### TASK TO CARRY OUT
Find the lines below that contain the string "components". Copy each one.

### EXERCISE INPUTS
┌────────

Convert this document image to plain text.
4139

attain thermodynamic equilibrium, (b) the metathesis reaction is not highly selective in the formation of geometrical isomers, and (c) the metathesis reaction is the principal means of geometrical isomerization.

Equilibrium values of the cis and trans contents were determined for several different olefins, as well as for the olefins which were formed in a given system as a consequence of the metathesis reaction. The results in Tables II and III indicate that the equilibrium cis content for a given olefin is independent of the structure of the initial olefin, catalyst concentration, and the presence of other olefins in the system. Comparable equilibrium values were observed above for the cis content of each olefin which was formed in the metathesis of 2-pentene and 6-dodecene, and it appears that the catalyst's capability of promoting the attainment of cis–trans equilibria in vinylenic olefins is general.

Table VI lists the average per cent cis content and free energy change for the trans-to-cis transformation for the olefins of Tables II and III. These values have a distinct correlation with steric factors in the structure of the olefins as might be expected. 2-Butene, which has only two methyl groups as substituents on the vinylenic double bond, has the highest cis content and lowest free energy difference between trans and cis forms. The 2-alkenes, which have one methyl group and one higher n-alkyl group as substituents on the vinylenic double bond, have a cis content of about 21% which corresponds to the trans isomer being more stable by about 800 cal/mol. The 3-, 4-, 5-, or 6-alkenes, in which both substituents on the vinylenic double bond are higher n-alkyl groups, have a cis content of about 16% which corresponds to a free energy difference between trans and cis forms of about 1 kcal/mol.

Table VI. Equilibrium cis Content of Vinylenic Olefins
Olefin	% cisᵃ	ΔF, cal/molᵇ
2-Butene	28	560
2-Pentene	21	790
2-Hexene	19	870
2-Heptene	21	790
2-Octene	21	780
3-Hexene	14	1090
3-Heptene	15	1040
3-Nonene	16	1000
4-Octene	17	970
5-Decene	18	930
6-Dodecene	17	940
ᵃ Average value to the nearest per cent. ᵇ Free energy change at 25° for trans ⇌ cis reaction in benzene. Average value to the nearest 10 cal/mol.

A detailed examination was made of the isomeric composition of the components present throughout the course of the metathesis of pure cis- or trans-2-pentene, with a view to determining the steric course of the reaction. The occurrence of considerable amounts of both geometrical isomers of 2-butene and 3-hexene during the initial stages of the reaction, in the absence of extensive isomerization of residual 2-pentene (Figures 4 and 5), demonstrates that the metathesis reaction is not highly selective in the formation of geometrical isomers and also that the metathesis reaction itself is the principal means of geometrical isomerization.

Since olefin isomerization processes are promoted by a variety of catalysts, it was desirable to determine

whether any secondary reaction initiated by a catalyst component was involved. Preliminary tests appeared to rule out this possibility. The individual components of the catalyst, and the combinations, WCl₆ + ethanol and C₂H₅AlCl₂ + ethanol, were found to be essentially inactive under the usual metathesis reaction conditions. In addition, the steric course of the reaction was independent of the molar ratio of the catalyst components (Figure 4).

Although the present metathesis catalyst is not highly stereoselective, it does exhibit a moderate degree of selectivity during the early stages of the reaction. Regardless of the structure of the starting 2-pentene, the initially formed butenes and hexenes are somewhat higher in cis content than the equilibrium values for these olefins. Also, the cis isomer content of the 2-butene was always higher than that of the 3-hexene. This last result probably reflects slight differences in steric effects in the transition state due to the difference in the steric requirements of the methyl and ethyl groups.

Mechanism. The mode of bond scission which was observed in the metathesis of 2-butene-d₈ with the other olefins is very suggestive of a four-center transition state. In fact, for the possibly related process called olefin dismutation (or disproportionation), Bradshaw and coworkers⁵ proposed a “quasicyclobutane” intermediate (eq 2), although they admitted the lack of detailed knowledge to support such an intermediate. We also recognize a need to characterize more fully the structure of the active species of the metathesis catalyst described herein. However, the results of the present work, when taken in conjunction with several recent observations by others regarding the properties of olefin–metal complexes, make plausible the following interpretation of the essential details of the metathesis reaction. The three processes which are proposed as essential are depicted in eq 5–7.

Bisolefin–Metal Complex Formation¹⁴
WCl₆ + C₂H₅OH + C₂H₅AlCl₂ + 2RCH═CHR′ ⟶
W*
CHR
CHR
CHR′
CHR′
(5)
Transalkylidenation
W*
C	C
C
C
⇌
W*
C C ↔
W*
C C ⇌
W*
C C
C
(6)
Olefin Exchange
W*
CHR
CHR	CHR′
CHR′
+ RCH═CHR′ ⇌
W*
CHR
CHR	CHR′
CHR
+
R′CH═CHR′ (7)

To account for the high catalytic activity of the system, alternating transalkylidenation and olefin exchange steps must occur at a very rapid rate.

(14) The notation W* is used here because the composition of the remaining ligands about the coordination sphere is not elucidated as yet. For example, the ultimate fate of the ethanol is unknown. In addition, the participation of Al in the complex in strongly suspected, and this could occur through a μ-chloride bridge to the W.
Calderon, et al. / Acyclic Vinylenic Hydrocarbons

└────────
┌────────

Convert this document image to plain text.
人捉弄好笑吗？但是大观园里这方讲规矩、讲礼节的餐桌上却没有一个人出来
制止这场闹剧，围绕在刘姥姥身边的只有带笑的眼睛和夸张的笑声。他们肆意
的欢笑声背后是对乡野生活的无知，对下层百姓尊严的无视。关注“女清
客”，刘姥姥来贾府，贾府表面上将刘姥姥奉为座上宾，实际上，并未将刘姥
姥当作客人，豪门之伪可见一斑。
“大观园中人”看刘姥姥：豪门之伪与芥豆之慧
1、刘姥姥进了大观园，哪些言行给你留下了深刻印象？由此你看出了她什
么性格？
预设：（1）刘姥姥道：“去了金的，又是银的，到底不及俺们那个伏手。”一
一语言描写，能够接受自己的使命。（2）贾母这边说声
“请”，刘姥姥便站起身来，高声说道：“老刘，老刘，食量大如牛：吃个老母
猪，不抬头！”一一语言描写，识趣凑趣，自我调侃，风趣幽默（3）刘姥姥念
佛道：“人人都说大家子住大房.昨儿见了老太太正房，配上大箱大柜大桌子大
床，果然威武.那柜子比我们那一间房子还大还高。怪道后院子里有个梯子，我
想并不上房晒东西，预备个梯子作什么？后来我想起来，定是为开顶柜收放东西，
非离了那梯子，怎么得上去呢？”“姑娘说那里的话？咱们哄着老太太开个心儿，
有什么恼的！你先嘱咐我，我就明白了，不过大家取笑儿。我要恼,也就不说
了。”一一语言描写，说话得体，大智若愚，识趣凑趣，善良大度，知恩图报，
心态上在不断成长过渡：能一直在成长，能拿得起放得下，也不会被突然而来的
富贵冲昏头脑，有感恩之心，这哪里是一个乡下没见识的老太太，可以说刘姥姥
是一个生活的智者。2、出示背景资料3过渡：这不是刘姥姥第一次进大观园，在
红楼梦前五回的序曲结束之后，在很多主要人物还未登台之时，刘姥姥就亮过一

└────────

### WRITTEN SOLUTION
A detailed examination was made of the isomeric composition of the components present throughout the course of the metathesis of pure cis- or trans-2-pentene, with a view to determining the steric course of the reaction. The occurrence of considerable amounts of both geometrical isomers of 2-butene and 3-hexene during the initial stages of the reaction, in the absence of extensive isomerization of residual 2-pentene (Figures 4 and 5), demonstrates that the metathesis reaction is not highly selective in the formation of geometrical isomers and also that the metathesis reaction itself is the principal means of geometrical isomerization.
whether any secondary reaction initiated by a catalyst component was involved. Preliminary tests appeared to rule out this possibility. The individual components of the catalyst, and the combinations, WCl₆ + ethanol and C₂H₅AlCl₂ + ethanol, were found to be essentially inactive under the usual metathesis reaction conditions. In addition, the steric course of the reaction was independent of the molar ratio of the catalyst components (Figure 4).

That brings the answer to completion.